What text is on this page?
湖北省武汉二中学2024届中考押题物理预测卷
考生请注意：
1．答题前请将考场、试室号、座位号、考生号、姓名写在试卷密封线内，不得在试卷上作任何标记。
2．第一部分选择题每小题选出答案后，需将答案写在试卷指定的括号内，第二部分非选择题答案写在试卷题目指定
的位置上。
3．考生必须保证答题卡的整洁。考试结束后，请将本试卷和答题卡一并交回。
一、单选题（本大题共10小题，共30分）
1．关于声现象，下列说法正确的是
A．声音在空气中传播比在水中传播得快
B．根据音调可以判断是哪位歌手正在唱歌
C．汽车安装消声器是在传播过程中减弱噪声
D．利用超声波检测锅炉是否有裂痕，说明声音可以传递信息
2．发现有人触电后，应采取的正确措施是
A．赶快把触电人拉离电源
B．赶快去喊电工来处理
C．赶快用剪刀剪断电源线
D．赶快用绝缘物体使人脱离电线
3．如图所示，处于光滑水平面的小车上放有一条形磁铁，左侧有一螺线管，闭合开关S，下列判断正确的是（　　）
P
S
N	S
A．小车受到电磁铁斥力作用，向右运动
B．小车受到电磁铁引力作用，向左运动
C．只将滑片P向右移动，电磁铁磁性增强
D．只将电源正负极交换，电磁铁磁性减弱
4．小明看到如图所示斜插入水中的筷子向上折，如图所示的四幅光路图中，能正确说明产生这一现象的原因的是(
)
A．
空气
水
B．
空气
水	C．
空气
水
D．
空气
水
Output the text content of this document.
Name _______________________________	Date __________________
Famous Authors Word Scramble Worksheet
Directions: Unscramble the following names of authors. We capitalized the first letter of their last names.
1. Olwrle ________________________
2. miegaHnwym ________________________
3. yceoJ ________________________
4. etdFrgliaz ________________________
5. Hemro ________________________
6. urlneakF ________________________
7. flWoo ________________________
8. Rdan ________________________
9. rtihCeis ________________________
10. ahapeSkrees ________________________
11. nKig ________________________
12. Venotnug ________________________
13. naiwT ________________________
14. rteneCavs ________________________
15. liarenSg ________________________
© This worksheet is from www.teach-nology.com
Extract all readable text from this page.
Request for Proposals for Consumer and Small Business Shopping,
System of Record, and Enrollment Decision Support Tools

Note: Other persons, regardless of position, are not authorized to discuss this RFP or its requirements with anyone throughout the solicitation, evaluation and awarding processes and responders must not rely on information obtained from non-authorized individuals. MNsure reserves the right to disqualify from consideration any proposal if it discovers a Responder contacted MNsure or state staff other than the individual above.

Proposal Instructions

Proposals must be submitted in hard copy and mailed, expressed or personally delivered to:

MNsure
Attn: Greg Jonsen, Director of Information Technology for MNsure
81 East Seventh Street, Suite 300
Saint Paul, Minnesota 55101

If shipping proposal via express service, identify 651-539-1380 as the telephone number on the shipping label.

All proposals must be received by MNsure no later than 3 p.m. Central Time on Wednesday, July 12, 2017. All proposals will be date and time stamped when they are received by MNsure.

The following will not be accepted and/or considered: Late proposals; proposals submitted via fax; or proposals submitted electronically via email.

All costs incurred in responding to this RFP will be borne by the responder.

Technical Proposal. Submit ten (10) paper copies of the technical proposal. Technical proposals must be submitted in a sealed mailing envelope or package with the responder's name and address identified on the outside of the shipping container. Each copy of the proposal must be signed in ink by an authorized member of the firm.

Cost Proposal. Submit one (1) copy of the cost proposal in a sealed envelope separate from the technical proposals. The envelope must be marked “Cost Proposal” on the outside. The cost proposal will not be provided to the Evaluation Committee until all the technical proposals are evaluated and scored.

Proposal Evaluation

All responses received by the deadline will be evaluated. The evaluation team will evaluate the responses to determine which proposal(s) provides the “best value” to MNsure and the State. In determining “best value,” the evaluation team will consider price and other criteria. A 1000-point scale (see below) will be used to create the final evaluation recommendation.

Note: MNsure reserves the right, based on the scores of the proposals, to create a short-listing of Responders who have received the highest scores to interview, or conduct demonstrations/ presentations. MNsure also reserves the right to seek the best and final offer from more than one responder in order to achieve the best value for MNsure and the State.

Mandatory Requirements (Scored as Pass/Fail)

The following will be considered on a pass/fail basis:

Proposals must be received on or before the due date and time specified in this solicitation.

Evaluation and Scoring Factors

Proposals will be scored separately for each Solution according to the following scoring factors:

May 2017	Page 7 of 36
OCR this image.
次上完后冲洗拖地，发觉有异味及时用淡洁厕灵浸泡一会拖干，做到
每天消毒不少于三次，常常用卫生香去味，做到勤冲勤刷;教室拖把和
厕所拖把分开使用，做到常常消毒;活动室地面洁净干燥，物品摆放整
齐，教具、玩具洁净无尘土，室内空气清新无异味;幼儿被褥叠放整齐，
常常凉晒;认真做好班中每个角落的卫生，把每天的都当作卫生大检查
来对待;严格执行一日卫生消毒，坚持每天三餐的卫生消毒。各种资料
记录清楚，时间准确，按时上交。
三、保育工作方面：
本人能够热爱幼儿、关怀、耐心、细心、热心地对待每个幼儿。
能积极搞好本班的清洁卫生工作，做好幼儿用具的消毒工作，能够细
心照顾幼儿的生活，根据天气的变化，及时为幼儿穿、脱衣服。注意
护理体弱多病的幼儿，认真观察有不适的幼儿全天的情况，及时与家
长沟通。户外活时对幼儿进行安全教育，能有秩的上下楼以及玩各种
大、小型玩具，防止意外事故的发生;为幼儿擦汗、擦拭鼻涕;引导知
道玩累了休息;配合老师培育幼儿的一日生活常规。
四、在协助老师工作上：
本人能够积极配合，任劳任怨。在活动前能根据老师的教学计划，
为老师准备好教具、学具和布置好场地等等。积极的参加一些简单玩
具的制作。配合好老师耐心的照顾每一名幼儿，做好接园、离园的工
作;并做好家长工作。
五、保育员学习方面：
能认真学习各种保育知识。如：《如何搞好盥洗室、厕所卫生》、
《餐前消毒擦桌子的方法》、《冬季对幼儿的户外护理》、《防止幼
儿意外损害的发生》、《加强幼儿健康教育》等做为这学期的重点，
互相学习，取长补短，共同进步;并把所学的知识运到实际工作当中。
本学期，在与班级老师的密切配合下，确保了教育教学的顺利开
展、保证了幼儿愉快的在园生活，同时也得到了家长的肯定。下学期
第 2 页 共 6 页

### YOUR INSTRUCTIONS
Print the records above exactly as they appear.

### OUTPUT OF THE TASK
What text is on this page?
湖北省武汉二中学2024届中考押题物理预测卷
考生请注意：
1．答题前请将考场、试室号、座位号、考生号、姓名写在试卷密封线内，不得在试卷上作任何标记。
2．第一部分选择题每小题选出答案后，需将答案写在试卷指定的括号内，第二部分非选择题答案写在试卷题目指定
的位置上。
3．考生必须保证答题卡的整洁。考试结束后，请将本试卷和答题卡一并交回。
一、单选题（本大题共10小题，共30分）
1．关于声现象，下列说法正确的是
A．声音在空气中传播比在水中传播得快
B．根据音调可以判断是哪位歌手正在唱歌
C．汽车安装消声器是在传播过程中减弱噪声
D．利用超声波检测锅炉是否有裂痕，说明声音可以传递信息
2．发现有人触电后，应采取的正确措施是
A．赶快把触电人拉离电源
B．赶快去喊电工来处理
C．赶快用剪刀剪断电源线
D．赶快用绝缘物体使人脱离电线
3．如图所示，处于光滑水平面的小车上放有一条形磁铁，左侧有一螺线管，闭合开关S，下列判断正确的是（　　）
P
S
N	S
A．小车受到电磁铁斥力作用，向右运动
B．小车受到电磁铁引力作用，向左运动
C．只将滑片P向右移动，电磁铁磁性增强
D．只将电源正负极交换，电磁铁磁性减弱
4．小明看到如图所示斜插入水中的筷子向上折，如图所示的四幅光路图中，能正确说明产生这一现象的原因的是(
)
A．
空气
水
B．
空气
水	C．
空气
水
D．
空气
水
Output the text content of this document.
Name _______________________________	Date __________________
Famous Authors Word Scramble Worksheet
Directions: Unscramble the following names of authors. We capitalized the first letter of their last names.
1. Olwrle ________________________
2. miegaHnwym ________________________
3. yceoJ ________________________
4. etdFrgliaz ________________________
5. Hemro ________________________
6. urlneakF ________________________
7. flWoo ________________________
8. Rdan ________________________
9. rtihCeis ________________________
10. ahapeSkrees ________________________
11. nKig ________________________
12. Venotnug ________________________
13. naiwT ________________________
14. rteneCavs ________________________
15. liarenSg ________________________
© This worksheet is from www.teach-nology.com
Extract all readable text from this page.
Request for Proposals for Consumer and Small Business Shopping,
System of Record, and Enrollment Decision Support Tools

Note: Other persons, regardless of position, are not authorized to discuss this RFP or its requirements with anyone throughout the solicitation, evaluation and awarding processes and responders must not rely on information obtained from non-authorized individuals. MNsure reserves the right to disqualify from consideration any proposal if it discovers a Responder contacted MNsure or state staff other than the individual above.

Proposal Instructions

Proposals must be submitted in hard copy and mailed, expressed or personally delivered to:

MNsure
Attn: Greg Jonsen, Director of Information Technology for MNsure
81 East Seventh Street, Suite 300
Saint Paul, Minnesota 55101

If shipping proposal via express service, identify 651-539-1380 as the telephone number on the shipping label.

All proposals must be received by MNsure no later than 3 p.m. Central Time on Wednesday, July 12, 2017. All proposals will be date and time stamped when they are received by MNsure.

The following will not be accepted and/or considered: Late proposals; proposals submitted via fax; or proposals submitted electronically via email.

All costs incurred in responding to this RFP will be borne by the responder.

Technical Proposal. Submit ten (10) paper copies of the technical proposal. Technical proposals must be submitted in a sealed mailing envelope or package with the responder's name and address identified on the outside of the shipping container. Each copy of the proposal must be signed in ink by an authorized member of the firm.

Cost Proposal. Submit one (1) copy of the cost proposal in a sealed envelope separate from the technical proposals. The envelope must be marked “Cost Proposal” on the outside. The cost proposal will not be provided to the Evaluation Committee until all the technical proposals are evaluated and scored.

Proposal Evaluation

All responses received by the deadline will be evaluated. The evaluation team will evaluate the responses to determine which proposal(s) provides the “best value” to MNsure and the State. In determining “best value,” the evaluation team will consider price and other criteria. A 1000-point scale (see below) will be used to create the final evaluation recommendation.

Note: MNsure reserves the right, based on the scores of the proposals, to create a short-listing of Responders who have received the highest scores to interview, or conduct demonstrations/ presentations. MNsure also reserves the right to seek the best and final offer from more than one responder in order to achieve the best value for MNsure and the State.

Mandatory Requirements (Scored as Pass/Fail)

The following will be considered on a pass/fail basis:

Proposals must be received on or before the due date and time specified in this solicitation.

Evaluation and Scoring Factors

Proposals will be scored separately for each Solution according to the following scoring factors:

May 2017	Page 7 of 36
OCR this image.
次上完后冲洗拖地，发觉有异味及时用淡洁厕灵浸泡一会拖干，做到
每天消毒不少于三次，常常用卫生香去味，做到勤冲勤刷;教室拖把和
厕所拖把分开使用，做到常常消毒;活动室地面洁净干燥，物品摆放整
齐，教具、玩具洁净无尘土，室内空气清新无异味;幼儿被褥叠放整齐，
常常凉晒;认真做好班中每个角落的卫生，把每天的都当作卫生大检查
来对待;严格执行一日卫生消毒，坚持每天三餐的卫生消毒。各种资料
记录清楚，时间准确，按时上交。
三、保育工作方面：
本人能够热爱幼儿、关怀、耐心、细心、热心地对待每个幼儿。
能积极搞好本班的清洁卫生工作，做好幼儿用具的消毒工作，能够细
心照顾幼儿的生活，根据天气的变化，及时为幼儿穿、脱衣服。注意
护理体弱多病的幼儿，认真观察有不适的幼儿全天的情况，及时与家
长沟通。户外活时对幼儿进行安全教育，能有秩的上下楼以及玩各种
大、小型玩具，防止意外事故的发生;为幼儿擦汗、擦拭鼻涕;引导知
道玩累了休息;配合老师培育幼儿的一日生活常规。
四、在协助老师工作上：
本人能够积极配合，任劳任怨。在活动前能根据老师的教学计划，
为老师准备好教具、学具和布置好场地等等。积极的参加一些简单玩
具的制作。配合好老师耐心的照顾每一名幼儿，做好接园、离园的工
作;并做好家长工作。
五、保育员学习方面：
能认真学习各种保育知识。如：《如何搞好盥洗室、厕所卫生》、
《餐前消毒擦桌子的方法》、《冬季对幼儿的户外护理》、《防止幼
儿意外损害的发生》、《加强幼儿健康教育》等做为这学期的重点，
互相学习，取长补短，共同进步;并把所学的知识运到实际工作当中。
本学期，在与班级老师的密切配合下，确保了教育教学的顺利开
展、保证了幼儿愉快的在园生活，同时也得到了家长的肯定。下学期
第 2 页 共 6 页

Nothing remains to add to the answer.